**Task brief:** Output every line below exactly.

(Dataset listings of figures)
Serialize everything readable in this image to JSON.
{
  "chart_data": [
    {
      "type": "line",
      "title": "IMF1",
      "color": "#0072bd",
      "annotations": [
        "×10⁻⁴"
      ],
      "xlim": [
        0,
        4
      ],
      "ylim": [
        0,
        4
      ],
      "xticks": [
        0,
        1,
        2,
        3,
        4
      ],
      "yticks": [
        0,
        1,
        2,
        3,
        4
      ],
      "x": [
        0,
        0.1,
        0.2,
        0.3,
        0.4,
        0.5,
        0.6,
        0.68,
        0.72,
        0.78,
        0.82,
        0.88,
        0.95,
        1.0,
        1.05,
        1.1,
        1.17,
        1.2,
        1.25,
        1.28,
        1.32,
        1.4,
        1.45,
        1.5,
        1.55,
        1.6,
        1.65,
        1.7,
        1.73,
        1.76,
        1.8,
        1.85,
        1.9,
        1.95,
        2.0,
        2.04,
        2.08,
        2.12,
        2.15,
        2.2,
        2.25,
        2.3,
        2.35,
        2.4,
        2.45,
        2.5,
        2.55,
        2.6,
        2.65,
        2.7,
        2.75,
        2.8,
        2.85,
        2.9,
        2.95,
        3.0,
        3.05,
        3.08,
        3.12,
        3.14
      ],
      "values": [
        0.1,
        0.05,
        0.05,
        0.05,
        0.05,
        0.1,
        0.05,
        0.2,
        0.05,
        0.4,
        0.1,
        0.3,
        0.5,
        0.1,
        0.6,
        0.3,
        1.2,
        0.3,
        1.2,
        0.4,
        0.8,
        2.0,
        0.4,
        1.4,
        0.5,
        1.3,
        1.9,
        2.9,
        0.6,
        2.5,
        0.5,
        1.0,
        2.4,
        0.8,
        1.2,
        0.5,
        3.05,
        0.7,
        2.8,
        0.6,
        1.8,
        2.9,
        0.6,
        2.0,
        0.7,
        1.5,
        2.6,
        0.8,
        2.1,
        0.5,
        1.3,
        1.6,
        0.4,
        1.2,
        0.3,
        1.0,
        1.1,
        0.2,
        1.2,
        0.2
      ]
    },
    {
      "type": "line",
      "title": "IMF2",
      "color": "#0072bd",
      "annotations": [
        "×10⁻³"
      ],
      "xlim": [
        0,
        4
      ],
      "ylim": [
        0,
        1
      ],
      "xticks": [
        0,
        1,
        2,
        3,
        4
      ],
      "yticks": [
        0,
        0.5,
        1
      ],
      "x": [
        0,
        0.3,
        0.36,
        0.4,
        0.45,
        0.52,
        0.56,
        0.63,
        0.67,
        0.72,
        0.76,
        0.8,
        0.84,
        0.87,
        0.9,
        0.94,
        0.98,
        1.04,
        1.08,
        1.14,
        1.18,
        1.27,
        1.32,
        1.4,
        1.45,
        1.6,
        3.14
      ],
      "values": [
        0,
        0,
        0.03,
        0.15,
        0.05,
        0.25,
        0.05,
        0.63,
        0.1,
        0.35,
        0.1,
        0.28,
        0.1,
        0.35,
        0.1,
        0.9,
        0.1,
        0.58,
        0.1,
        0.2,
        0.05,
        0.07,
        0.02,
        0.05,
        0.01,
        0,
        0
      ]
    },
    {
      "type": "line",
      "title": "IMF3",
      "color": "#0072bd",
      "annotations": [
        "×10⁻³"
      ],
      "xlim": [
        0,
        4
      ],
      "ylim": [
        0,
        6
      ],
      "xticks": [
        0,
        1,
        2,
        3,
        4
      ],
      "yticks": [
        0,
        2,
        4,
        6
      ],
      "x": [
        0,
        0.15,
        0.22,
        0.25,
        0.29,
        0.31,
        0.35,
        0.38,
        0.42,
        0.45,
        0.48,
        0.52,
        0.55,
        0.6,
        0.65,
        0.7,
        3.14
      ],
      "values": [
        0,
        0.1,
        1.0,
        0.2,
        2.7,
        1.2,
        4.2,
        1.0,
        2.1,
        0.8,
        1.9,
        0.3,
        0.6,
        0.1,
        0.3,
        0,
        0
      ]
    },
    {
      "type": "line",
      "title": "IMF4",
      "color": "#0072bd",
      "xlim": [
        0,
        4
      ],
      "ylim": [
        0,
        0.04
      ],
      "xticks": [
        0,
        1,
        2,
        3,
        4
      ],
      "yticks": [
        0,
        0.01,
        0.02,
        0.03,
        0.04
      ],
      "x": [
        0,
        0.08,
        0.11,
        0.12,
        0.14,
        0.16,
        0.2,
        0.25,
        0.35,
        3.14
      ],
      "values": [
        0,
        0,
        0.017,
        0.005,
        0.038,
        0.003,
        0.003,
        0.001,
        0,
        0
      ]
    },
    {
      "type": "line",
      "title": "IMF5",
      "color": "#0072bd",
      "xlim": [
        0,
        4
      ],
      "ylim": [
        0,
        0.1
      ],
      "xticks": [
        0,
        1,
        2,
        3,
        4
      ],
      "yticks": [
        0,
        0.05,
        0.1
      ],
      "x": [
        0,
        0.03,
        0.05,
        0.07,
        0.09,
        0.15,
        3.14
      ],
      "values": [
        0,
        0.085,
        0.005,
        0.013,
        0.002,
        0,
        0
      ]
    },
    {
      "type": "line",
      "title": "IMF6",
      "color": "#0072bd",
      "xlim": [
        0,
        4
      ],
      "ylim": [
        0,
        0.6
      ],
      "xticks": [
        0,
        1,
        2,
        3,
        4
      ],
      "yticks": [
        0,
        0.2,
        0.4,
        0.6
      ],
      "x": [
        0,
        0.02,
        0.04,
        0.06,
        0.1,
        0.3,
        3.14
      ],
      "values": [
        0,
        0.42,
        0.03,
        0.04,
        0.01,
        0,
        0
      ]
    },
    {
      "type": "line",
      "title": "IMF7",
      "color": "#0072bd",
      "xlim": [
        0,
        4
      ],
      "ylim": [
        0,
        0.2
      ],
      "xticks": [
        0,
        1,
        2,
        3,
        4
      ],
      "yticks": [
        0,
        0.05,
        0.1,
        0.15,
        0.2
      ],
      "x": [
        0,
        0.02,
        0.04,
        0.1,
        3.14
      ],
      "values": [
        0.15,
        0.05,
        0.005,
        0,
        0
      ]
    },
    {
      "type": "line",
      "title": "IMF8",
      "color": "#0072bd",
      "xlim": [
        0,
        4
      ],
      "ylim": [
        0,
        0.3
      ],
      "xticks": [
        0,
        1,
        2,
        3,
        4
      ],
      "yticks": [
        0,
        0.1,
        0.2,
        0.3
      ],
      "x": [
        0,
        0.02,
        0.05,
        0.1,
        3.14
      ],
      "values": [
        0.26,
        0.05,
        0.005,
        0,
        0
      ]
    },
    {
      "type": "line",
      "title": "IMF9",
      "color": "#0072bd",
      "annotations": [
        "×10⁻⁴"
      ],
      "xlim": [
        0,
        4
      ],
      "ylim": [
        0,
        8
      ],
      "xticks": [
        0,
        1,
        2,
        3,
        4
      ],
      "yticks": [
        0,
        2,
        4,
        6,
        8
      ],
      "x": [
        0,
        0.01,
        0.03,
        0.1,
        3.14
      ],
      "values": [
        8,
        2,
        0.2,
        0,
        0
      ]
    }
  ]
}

**Correct response:**
Serialize everything readable in this image to JSON.
{
  "chart_data": [
    {
      "type": "line",
      "title": "IMF1",
      "color": "#0072bd",
      "annotations": [
        "×10⁻⁴"
      ],
      "xlim": [
        0,
        4
      ],
      "ylim": [
        0,
        4
      ],
      "xticks": [
        0,
        1,
        2,
        3,
        4
      ],
      "yticks": [
        0,
        1,
        2,
        3,
        4
      ],
      "x": [
        0,
        0.1,
        0.2,
        0.3,
        0.4,
        0.5,
        0.6,
        0.68,
        0.72,
        0.78,
        0.82,
        0.88,
        0.95,
        1.0,
        1.05,
        1.1,
        1.17,
        1.2,
        1.25,
        1.28,
        1.32,
        1.4,
        1.45,
        1.5,
        1.55,
        1.6,
        1.65,
        1.7,
        1.73,
        1.76,
        1.8,
        1.85,
        1.9,
        1.95,
        2.0,
        2.04,
        2.08,
        2.12,
        2.15,
        2.2,
        2.25,
        2.3,
        2.35,
        2.4,
        2.45,
        2.5,
        2.55,
        2.6,
        2.65,
        2.7,
        2.75,
        2.8,
        2.85,
        2.9,
        2.95,
        3.0,
        3.05,
        3.08,
        3.12,
        3.14
      ],
      "values": [
        0.1,
        0.05,
        0.05,
        0.05,
        0.05,
        0.1,
        0.05,
        0.2,
        0.05,
        0.4,
        0.1,
        0.3,
        0.5,
        0.1,
        0.6,
        0.3,
        1.2,
        0.3,
        1.2,
        0.4,
        0.8,
        2.0,
        0.4,
        1.4,
        0.5,
        1.3,
        1.9,
        2.9,
        0.6,
        2.5,
        0.5,
        1.0,
        2.4,
        0.8,
        1.2,
        0.5,
        3.05,
        0.7,
        2.8,
        0.6,
        1.8,
        2.9,
        0.6,
        2.0,
        0.7,
        1.5,
        2.6,
        0.8,
        2.1,
        0.5,
        1.3,
        1.6,
        0.4,
        1.2,
        0.3,
        1.0,
        1.1,
        0.2,
        1.2,
        0.2
      ]
    },
    {
      "type": "line",
      "title": "IMF2",
      "color": "#0072bd",
      "annotations": [
        "×10⁻³"
      ],
      "xlim": [
        0,
        4
      ],
      "ylim": [
        0,
        1
      ],
      "xticks": [
        0,
        1,
        2,
        3,
        4
      ],
      "yticks": [
        0,
        0.5,
        1
      ],
      "x": [
        0,
        0.3,
        0.36,
        0.4,
        0.45,
        0.52,
        0.56,
        0.63,
        0.67,
        0.72,
        0.76,
        0.8,
        0.84,
        0.87,
        0.9,
        0.94,
        0.98,
        1.04,
        1.08,
        1.14,
        1.18,
        1.27,
        1.32,
        1.4,
        1.45,
        1.6,
        3.14
      ],
      "values": [
        0,
        0,
        0.03,
        0.15,
        0.05,
        0.25,
        0.05,
        0.63,
        0.1,
        0.35,
        0.1,
        0.28,
        0.1,
        0.35,
        0.1,
        0.9,
        0.1,
        0.58,
        0.1,
        0.2,
        0.05,
        0.07,
        0.02,
        0.05,
        0.01,
        0,
        0
      ]
    },
    {
      "type": "line",
      "title": "IMF3",
      "color": "#0072bd",
      "annotations": [
        "×10⁻³"
      ],
      "xlim": [
        0,
        4
      ],
      "ylim": [
        0,
        6
      ],
      "xticks": [
        0,
        1,
        2,
        3,
        4
      ],
      "yticks": [
        0,
        2,
        4,
        6
      ],
      "x": [
        0,
        0.15,
        0.22,
        0.25,
        0.29,
        0.31,
        0.35,
        0.38,
        0.42,
        0.45,
        0.48,
        0.52,
        0.55,
        0.6,
        0.65,
        0.7,
        3.14
      ],
      "values": [
        0,
        0.1,
        1.0,
        0.2,
        2.7,
        1.2,
        4.2,
        1.0,
        2.1,
        0.8,
        1.9,
        0.3,
        0.6,
        0.1,
        0.3,
        0,
        0
      ]
    },
    {
      "type": "line",
      "title": "IMF4",
      "color": "#0072bd",
      "xlim": [
        0,
        4
      ],
      "ylim": [
        0,
        0.04
      ],
      "xticks": [
        0,
        1,
        2,
        3,
        4
      ],
      "yticks": [
        0,
        0.01,
        0.02,
        0.03,
        0.04
      ],
      "x": [
        0,
        0.08,
        0.11,
        0.12,
        0.14,
        0.16,
        0.2,
        0.25,
        0.35,
        3.14
      ],
      "values": [
        0,
        0,
        0.017,
        0.005,
        0.038,
        0.003,
        0.003,
        0.001,
        0,
        0
      ]
    },
    {
      "type": "line",
      "title": "IMF5",
      "color": "#0072bd",
      "xlim": [
        0,
        4
      ],
      "ylim": [
        0,
        0.1
      ],
      "xticks": [
        0,
        1,
        2,
        3,
        4
      ],
      "yticks": [
        0,
        0.05,
        0.1
      ],
      "x": [
        0,
        0.03,
        0.05,
        0.07,
        0.09,
        0.15,
        3.14
      ],
      "values": [
        0,
        0.085,
        0.005,
        0.013,
        0.002,
        0,
        0
      ]
    },
    {
      "type": "line",
      "title": "IMF6",
      "color": "#0072bd",
      "xlim": [
        0,
        4
      ],
      "ylim": [
        0,
        0.6
      ],
      "xticks": [
        0,
        1,
        2,
        3,
        4
      ],
      "yticks": [
        0,
        0.2,
        0.4,
        0.6
      ],
      "x": [
        0,
        0.02,
        0.04,
        0.06,
        0.1,
        0.3,
        3.14
      ],
      "values": [
        0,
        0.42,
        0.03,
        0.04,
        0.01,
        0,
        0
      ]
    },
    {
      "type": "line",
      "title": "IMF7",
      "color": "#0072bd",
      "xlim": [
        0,
        4
      ],
      "ylim": [
        0,
        0.2
      ],
      "xticks": [
        0,
        1,
        2,
        3,
        4
      ],
      "yticks": [
        0,
        0.05,
        0.1,
        0.15,
        0.2
      ],
      "x": [
        0,
        0.02,
        0.04,
        0.1,
        3.14
      ],
      "values": [
        0.15,
        0.05,
        0.005,
        0,
        0
      ]
    },
    {
      "type": "line",
      "title": "IMF8",
      "color": "#0072bd",
      "xlim": [
        0,
        4
      ],
      "ylim": [
        0,
        0.3
      ],
      "xticks": [
        0,
        1,
        2,
        3,
        4
      ],
      "yticks": [
        0,
        0.1,
        0.2,
        0.3
      ],
      "x": [
        0,
        0.02,
        0.05,
        0.1,
        3.14
      ],
      "values": [
        0.26,
        0.05,
        0.005,
        0,
        0
      ]
    },
    {
      "type": "line",
      "title": "IMF9",
      "color": "#0072bd",
      "annotations": [
        "×10⁻⁴"
      ],
      "xlim": [
        0,
        4
      ],
      "ylim": [
        0,
        8
      ],
      "xticks": [
        0,
        1,
        2,
        3,
        4
      ],
      "yticks": [
        0,
        2,
        4,
        6,
        8
      ],
      "x": [
        0,
        0.01,
        0.03,
        0.1,
        3.14
      ],
      "values": [
        8,
        2,
        0.2,
        0,
        0
      ]
    }
  ]
}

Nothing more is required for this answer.